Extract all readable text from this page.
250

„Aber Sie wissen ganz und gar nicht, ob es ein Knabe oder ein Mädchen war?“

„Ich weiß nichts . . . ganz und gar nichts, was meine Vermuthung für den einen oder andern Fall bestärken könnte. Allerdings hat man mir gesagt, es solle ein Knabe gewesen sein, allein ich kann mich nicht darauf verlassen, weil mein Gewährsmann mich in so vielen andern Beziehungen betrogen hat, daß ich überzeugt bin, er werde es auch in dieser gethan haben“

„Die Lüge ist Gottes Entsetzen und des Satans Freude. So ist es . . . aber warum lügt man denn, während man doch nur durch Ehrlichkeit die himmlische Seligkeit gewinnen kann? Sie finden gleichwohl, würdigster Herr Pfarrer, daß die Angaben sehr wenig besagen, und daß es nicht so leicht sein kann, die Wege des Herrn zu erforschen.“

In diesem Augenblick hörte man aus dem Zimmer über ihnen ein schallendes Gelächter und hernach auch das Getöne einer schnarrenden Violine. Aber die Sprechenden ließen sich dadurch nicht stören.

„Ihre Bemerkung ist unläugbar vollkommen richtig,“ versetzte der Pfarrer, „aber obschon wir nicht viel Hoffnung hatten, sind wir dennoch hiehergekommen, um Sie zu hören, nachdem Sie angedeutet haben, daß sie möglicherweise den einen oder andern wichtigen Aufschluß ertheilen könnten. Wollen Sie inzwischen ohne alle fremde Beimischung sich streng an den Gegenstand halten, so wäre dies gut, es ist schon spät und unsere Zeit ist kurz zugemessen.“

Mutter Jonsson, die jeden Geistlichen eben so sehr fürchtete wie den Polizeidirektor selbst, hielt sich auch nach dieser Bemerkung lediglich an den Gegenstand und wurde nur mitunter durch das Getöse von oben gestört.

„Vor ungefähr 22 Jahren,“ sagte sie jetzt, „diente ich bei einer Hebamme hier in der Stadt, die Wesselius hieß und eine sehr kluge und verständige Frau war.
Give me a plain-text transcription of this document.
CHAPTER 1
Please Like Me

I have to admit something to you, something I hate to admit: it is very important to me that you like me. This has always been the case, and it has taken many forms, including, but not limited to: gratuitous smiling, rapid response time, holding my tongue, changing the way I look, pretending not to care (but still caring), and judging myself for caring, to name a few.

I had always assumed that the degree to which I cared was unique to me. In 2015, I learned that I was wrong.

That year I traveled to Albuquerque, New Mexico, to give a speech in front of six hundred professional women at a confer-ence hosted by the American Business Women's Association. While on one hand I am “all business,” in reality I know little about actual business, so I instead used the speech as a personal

===============

Send back exactly the lines from the line with "Give me a plain-text" through the end of the records.

Give me a plain-text transcription of this document.
CHAPTER 1
Please Like Me

I have to admit something to you, something I hate to admit: it is very important to me that you like me. This has always been the case, and it has taken many forms, including, but not limited to: gratuitous smiling, rapid response time, holding my tongue, changing the way I look, pretending not to care (but still caring), and judging myself for caring, to name a few.

I had always assumed that the degree to which I cared was unique to me. In 2015, I learned that I was wrong.

That year I traveled to Albuquerque, New Mexico, to give a speech in front of six hundred professional women at a confer-ence hosted by the American Business Women's Association. While on one hand I am “all business,” in reality I know little about actual business, so I instead used the speech as a personal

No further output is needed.